● **DATA LINES**:
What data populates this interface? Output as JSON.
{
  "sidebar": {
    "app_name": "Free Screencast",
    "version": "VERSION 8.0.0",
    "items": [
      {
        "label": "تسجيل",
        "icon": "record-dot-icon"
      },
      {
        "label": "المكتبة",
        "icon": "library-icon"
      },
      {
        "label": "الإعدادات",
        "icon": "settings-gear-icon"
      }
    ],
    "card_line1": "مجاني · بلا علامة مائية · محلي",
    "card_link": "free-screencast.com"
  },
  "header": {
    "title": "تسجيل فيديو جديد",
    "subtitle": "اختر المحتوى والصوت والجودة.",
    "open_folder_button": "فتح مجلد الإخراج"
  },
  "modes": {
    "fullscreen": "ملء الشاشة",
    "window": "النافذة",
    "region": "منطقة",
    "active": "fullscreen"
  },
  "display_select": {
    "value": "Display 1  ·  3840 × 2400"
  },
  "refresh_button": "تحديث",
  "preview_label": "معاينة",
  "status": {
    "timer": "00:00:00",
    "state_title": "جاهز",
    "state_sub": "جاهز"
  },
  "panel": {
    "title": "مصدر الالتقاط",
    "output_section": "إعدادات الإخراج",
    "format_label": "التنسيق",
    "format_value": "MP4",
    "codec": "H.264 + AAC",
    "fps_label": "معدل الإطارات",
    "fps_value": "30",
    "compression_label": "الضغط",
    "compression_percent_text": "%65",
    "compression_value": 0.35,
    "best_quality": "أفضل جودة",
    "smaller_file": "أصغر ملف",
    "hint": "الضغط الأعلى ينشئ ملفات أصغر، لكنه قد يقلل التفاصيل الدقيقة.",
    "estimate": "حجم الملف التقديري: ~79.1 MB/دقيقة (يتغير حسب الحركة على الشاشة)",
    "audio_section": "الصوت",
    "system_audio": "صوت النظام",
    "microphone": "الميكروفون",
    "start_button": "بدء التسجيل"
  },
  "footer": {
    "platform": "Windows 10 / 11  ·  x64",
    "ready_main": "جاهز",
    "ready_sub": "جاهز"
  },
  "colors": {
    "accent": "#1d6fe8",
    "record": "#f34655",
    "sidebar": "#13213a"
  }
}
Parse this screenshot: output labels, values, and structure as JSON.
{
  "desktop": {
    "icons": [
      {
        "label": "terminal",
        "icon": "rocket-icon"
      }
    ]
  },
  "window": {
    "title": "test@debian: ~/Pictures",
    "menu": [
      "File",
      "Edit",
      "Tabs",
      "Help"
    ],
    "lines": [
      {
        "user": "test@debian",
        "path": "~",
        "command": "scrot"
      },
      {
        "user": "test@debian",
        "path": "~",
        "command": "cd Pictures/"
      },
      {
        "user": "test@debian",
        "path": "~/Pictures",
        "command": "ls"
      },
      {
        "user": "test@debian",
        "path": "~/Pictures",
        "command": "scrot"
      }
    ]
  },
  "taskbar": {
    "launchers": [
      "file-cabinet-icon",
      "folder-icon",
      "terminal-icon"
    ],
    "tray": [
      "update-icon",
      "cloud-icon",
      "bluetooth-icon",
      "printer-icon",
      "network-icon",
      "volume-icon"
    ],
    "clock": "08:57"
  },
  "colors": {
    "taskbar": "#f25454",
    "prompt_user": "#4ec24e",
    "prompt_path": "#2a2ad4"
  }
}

● **TASK OBJECTIVE**:
The listing above should be transcribed in full, exactly as written.

● **COMPLETED TASK**:
What data populates this interface? Output as JSON.
{
  "sidebar": {
    "app_name": "Free Screencast",
    "version": "VERSION 8.0.0",
    "items": [
      {
        "label": "تسجيل",
        "icon": "record-dot-icon"
      },
      {
        "label": "المكتبة",
        "icon": "library-icon"
      },
      {
        "label": "الإعدادات",
        "icon": "settings-gear-icon"
      }
    ],
    "card_line1": "مجاني · بلا علامة مائية · محلي",
    "card_link": "free-screencast.com"
  },
  "header": {
    "title": "تسجيل فيديو جديد",
    "subtitle": "اختر المحتوى والصوت والجودة.",
    "open_folder_button": "فتح مجلد الإخراج"
  },
  "modes": {
    "fullscreen": "ملء الشاشة",
    "window": "النافذة",
    "region": "منطقة",
    "active": "fullscreen"
  },
  "display_select": {
    "value": "Display 1  ·  3840 × 2400"
  },
  "refresh_button": "تحديث",
  "preview_label": "معاينة",
  "status": {
    "timer": "00:00:00",
    "state_title": "جاهز",
    "state_sub": "جاهز"
  },
  "panel": {
    "title": "مصدر الالتقاط",
    "output_section": "إعدادات الإخراج",
    "format_label": "التنسيق",
    "format_value": "MP4",
    "codec": "H.264 + AAC",
    "fps_label": "معدل الإطارات",
    "fps_value": "30",
    "compression_label": "الضغط",
    "compression_percent_text": "%65",
    "compression_value": 0.35,
    "best_quality": "أفضل جودة",
    "smaller_file": "أصغر ملف",
    "hint": "الضغط الأعلى ينشئ ملفات أصغر، لكنه قد يقلل التفاصيل الدقيقة.",
    "estimate": "حجم الملف التقديري: ~79.1 MB/دقيقة (يتغير حسب الحركة على الشاشة)",
    "audio_section": "الصوت",
    "system_audio": "صوت النظام",
    "microphone": "الميكروفون",
    "start_button": "بدء التسجيل"
  },
  "footer": {
    "platform": "Windows 10 / 11  ·  x64",
    "ready_main": "جاهز",
    "ready_sub": "جاهز"
  },
  "colors": {
    "accent": "#1d6fe8",
    "record": "#f34655",
    "sidebar": "#13213a"
  }
}
Parse this screenshot: output labels, values, and structure as JSON.
{
  "desktop": {
    "icons": [
      {
        "label": "terminal",
        "icon": "rocket-icon"
      }
    ]
  },
  "window": {
    "title": "test@debian: ~/Pictures",
    "menu": [
      "File",
      "Edit",
      "Tabs",
      "Help"
    ],
    "lines": [
      {
        "user": "test@debian",
        "path": "~",
        "command": "scrot"
      },
      {
        "user": "test@debian",
        "path": "~",
        "command": "cd Pictures/"
      },
      {
        "user": "test@debian",
        "path": "~/Pictures",
        "command": "ls"
      },
      {
        "user": "test@debian",
        "path": "~/Pictures",
        "command": "scrot"
      }
    ]
  },
  "taskbar": {
    "launchers": [
      "file-cabinet-icon",
      "folder-icon",
      "terminal-icon"
    ],
    "tray": [
      "update-icon",
      "cloud-icon",
      "bluetooth-icon",
      "printer-icon",
      "network-icon",
      "volume-icon"
    ],
    "clock": "08:57"
  },
  "colors": {
    "taskbar": "#f25454",
    "prompt_user": "#4ec24e",
    "prompt_path": "#2a2ad4"
  }
}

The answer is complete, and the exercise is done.